(Dataset records)
********

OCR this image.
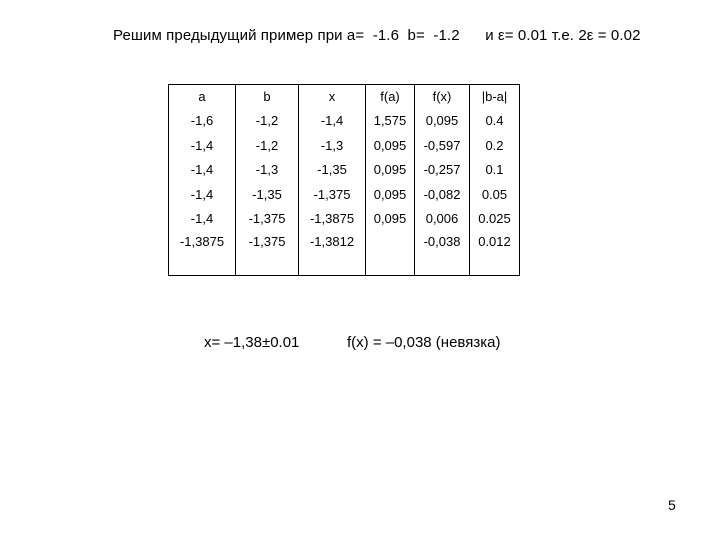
Решим предыдущий пример при а=  -1.6  b=  -1.2      и ε= 0.01 т.е. 2ε = 0.02
a	b	x	f(a)	f(x)	|b-a|
-1,6	-1,2	-1,4	1,575	0,095	0.4
-1,4	-1,2	-1,3	0,095	-0,597	0.2
-1,4	-1,3	-1,35	0,095	-0,257	0.1
-1,4	-1,35	-1,375	0,095	-0,082	0.05
-1,4	-1,375	-1,3875	0,095	0,006	0.025
-1,3875	-1,375	-1,3812		-0,038	0.012

x= –1,38±0.01	f(x) = –0,038 (невязка)
5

********

Task brief - The records above must be printed exactly; the pictures stay out.

Correct response -
OCR this image.
Решим предыдущий пример при а=  -1.6  b=  -1.2      и ε= 0.01 т.е. 2ε = 0.02
a	b	x	f(a)	f(x)	|b-a|
-1,6	-1,2	-1,4	1,575	0,095	0.4
-1,4	-1,2	-1,3	0,095	-0,597	0.2
-1,4	-1,3	-1,35	0,095	-0,257	0.1
-1,4	-1,35	-1,375	0,095	-0,082	0.05
-1,4	-1,375	-1,3875	0,095	0,006	0.025
-1,3875	-1,375	-1,3812		-0,038	0.012

x= –1,38±0.01	f(x) = –0,038 (невязка)
5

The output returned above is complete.